▶ **Texte fourni**:
**********

C’était à Prague, le 29 août dernier. Le chancelier allemand Olaf Scholz, dans un discours intitulé « L’Europe est notre avenir », exprimait son souhait d’un élargissement de l’Union européenne aux pays des Balkans occidentaux, mais aussi à l’Ukraine, à la Moldavie et à la Géorgie. Un élargissement nécessaire, selon lui, pour assurer la stabilité au sein de l’Europe. Sur les questions de sécurité, il réaffirmait le rôle prépondérant de l’OTAN, « garant de notre sécurité », et, face au conflit ukrainien, indiquait que l’Europe et l’Allemagne poursuivraient leur soutien économique et militaire « aussi longtemps qu’il le [faudrait] ».
L’annonce du décès de Mikhaïl Gorbatchev le lendemain de ce discours, qui nous ramenait plusieurs décennies en arrière au moment de la chute du mur et de l’effondrement de l’URSS, nous conduisait à mesurer le gouffre qui séparait l’espoir qui s’était levé à l’époque et la situation de l’Europe aujourd’hui, replongée dans un engrenage de confrontation et de peur d’une escalade nucléaire.
Que s’était-il passé entre 1989 et 2014, un quart de siècle, pour en arriver là ?
À son arrivée au pouvoir en 1985, ce n’était pas seulement à un retour à la détente que Gorbatchev s’était attelé mais à une refondation des relations Est-Ouest aboutissant à faire de l’Europe un vaste espace de coopération et de sécurité, de Lisbonne à Vladivostok. En avril 1987, à Prague, il avait déclaré : « Nous nous opposons résolument à la division du continent en deux blocs militaires opposés l’un à l’autre. » Une nouvelle approche des relations internationales qui devait prendre la forme d’une « Maison commune » paneuropéenne et qui suscitera l’intérêt de plusieurs dirigeants européens, notamment François Mitterrand. En décembre 1989, Mitterrand lancera le projet d’une « confédération européenne ». Comme l’expliquera plus tard Roland Dumas, ministre des Affaires étrangères à l’époque, il s’agissait d’« offrir aux pays de l’Europe orientale, sans en exclure l’URSS, un cadre de coopération politique proprement européen, c’est-à-dire sans les États-Unis ». C’est, bien entendu, ce qui allait conduire à l’échec de ce projet. Les États-Unis firent pression sur l’Allemagne et, en 1991, déclenchèrent une intense campagne diplomatique et financière à destination des pays d’Europe de l’Est. Ils laissèrent entendre que le projet français visait, en réalité, à empêcher les pays d’Europe centrale et orientale d’entrer dans la CEE.
Les États-Unis ne voulaient pas d’une refondation de l’Europe sur des bases qui menaceraient leur leadership.
C’est une politique d’élargissement des structures euro-atlantistes, héritières de la guerre froide, qui prit alors la place du rêve européen « de l’Atlantique à l’Oural » que de Gaulle, dès 1959, avait évoqué.

**********

Annotations des éléments de mise en page:

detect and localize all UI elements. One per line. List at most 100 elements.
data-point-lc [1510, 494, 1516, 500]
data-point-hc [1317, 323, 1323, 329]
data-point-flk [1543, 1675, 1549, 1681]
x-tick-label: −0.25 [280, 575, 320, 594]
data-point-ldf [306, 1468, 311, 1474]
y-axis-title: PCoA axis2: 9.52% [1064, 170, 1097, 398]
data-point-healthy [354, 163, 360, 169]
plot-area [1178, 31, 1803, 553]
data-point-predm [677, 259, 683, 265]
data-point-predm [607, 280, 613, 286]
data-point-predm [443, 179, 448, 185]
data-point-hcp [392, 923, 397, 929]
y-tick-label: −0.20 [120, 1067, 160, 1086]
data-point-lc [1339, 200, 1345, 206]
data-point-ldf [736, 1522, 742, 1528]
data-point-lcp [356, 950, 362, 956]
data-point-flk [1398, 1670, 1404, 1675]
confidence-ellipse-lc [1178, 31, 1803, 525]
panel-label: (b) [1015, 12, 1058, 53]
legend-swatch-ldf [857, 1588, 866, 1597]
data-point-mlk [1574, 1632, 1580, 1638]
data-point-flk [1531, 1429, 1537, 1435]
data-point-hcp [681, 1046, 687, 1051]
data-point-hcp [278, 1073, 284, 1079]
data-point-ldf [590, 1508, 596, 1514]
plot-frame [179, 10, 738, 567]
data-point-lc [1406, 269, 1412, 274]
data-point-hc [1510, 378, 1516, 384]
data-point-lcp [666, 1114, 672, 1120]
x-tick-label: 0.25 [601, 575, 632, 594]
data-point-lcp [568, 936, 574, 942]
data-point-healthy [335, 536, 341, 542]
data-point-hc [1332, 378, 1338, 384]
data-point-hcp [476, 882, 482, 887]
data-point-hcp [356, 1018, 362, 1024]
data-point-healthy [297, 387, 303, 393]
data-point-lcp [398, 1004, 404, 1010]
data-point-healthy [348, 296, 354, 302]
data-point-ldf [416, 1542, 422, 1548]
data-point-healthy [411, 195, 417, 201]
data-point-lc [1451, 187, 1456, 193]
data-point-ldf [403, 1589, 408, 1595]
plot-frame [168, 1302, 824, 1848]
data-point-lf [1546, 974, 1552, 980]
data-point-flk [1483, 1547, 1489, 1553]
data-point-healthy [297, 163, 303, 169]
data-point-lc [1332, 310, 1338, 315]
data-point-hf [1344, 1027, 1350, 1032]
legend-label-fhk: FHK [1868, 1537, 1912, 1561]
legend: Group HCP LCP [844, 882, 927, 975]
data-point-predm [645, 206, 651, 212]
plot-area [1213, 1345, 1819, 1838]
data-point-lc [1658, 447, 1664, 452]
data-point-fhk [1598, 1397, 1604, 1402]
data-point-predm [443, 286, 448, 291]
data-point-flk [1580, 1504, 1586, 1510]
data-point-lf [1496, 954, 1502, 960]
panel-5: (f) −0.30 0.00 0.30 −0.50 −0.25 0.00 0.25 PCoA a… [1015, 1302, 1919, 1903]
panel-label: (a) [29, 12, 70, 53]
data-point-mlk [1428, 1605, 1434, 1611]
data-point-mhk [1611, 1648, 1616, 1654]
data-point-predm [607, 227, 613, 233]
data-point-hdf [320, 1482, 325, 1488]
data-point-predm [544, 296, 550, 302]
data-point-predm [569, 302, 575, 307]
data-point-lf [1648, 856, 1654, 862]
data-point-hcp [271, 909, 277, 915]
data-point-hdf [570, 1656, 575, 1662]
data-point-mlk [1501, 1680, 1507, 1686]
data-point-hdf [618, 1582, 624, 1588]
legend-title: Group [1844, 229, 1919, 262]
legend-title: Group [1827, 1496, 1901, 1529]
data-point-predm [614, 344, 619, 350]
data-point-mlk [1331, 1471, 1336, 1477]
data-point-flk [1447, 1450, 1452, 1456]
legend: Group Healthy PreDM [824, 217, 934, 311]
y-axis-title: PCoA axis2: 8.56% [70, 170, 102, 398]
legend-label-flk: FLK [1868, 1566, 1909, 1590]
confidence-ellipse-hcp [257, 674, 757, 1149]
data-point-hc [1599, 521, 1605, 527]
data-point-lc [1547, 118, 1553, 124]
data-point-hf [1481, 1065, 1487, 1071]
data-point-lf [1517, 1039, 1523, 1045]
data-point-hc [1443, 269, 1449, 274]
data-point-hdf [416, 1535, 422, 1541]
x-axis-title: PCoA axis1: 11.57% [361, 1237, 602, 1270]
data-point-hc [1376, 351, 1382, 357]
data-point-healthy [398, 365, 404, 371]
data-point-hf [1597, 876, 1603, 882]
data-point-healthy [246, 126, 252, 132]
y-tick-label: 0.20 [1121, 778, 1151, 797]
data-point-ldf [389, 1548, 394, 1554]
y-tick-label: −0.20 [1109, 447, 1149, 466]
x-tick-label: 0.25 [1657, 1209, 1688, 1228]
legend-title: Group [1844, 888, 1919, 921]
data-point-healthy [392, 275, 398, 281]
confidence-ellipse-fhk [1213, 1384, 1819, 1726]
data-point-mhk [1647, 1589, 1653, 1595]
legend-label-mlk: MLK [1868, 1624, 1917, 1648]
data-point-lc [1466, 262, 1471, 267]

**********

▶ **Travail demandé**:
[1] Répondez à ces questions d'après le texte sur Gorbatchev et l'Europe :
(a) Dans quelle ville Olaf Scholz a-t-il prononcé son discours du 29 août ?
(b) En quel mois et quelle année Mitterrand a-t-il lancé le projet d'une « confédération européenne » ?
(c) Dès quelle année de Gaulle avait-il évoqué l'Europe « de l'Atlantique à l'Oural » ?
[2] Recopiez sans rien changer le passage du texte sur Gorbatchev et l'Europe qui s'ouvre sur les mots « L’annonce du décès » et se ferme sur « arriver là ? ».
Ce matériel n'a aucun rapport avec le texte.

▶ **Bonnes réponses**:
[1]
(a) À Prague.
(b) En décembre 1989.
(c) Dès 1959.

[2]
L’annonce du décès de Mikhaïl Gorbatchev le lendemain de ce discours, qui nous ramenait plusieurs décennies en arrière au moment de la chute du mur et de l’effondrement de l’URSS, nous conduisait à mesurer le gouffre qui séparait l’espoir qui s’était levé à l’époque et la situation de l’Europe aujourd’hui, replongée dans un engrenage de confrontation et de peur d’une escalade nucléaire.
Que s’était-il passé entre 1989 et 2014, un quart de siècle, pour en arriver là ?